Hydrogen fuel cells convert the energy in hydrogen fuel directly into electricity by combining it with oxygen to make water. Conversely, electrolysers use electricity to split water and generate the hydrogen fuel.
These devices play an important role in the implementation of a sustainable energy infrastructure. Fuel cells are used to power hydrogen cars and have the potential to disrupt a variety of industries, helping to reduce our reliance on fossil fuels and mitigating problems of pollution such as poor air quality.
However, the performance of fuel cells and electrolysers can suffer if the reaction is not uniformly distributed across the cell. Non-uniform distributions make inefficient use of expensive catalysts and can lower performance. They also arise naturally during start-up and shut-down of the cell, leading to reactions that increase the risk of corrosion and harm the useful lifetime of the device.
To better characterise reaction distributions in fuel cells, we developed an innovative reference electrode for polymer electrolyte membrane (PEM) fuel cells and electrolysers. By connecting a reference electrode directly to the electrode using a novel Nafion salt bridge configuration, the design allowed, for the first time, the accurate mapping of electrode potential across the active area of the cell. It also allowed separation of the contribution of each electrode to the overall performance of the cell.
The in situ reference electrode has led to major advances in fundamental understanding of degradation mechanisms associated with start-up/shut-down in fuel cells and electrolysers and bipolar plate corrosion. The impact of this work has been to change the approach of industry to materials qualification for hydrogen applications through the definition of more representative ex situ test conditions
The measurement technique has been adopted by UK manufacturers Intelligent Energy, Johnson Matthey, ITM Power, Acal Energy and Amalyst for optimisation of catalyst and hardware design to improve the lifetime of their products in this emerging market. An independent Technologia case study estimated that the impact of this innovation would lead to equivalent carbon savings of 0.4 megatonnes.

#### Exercise brief:
In the fuel cell text, take everything from "Hydrogen fuel cells" down to "the hydrogen fuel." and write it out again, switching "electrolysers" to "electrolyzers".

#### Given data:
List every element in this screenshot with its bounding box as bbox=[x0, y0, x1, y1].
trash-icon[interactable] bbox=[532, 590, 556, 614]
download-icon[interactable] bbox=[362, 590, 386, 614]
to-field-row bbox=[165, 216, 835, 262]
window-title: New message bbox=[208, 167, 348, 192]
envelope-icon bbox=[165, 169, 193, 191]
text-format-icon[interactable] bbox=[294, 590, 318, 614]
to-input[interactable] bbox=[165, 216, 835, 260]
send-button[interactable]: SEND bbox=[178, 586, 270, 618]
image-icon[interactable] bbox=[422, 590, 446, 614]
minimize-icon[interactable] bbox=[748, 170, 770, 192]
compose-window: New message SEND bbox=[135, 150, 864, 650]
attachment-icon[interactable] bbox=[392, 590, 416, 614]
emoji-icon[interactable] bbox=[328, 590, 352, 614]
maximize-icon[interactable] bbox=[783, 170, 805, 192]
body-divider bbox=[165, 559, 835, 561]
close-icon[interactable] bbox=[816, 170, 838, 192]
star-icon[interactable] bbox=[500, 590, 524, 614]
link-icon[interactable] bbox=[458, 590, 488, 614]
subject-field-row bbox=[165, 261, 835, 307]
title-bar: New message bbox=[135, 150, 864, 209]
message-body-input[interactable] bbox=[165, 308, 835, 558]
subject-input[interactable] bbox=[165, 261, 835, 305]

#### Result:
Hydrogen fuel cells convert the energy in hydrogen fuel directly into electricity by combining it with oxygen to make water. Conversely, electrolyzers use electricity to split water and generate the hydrogen fuel.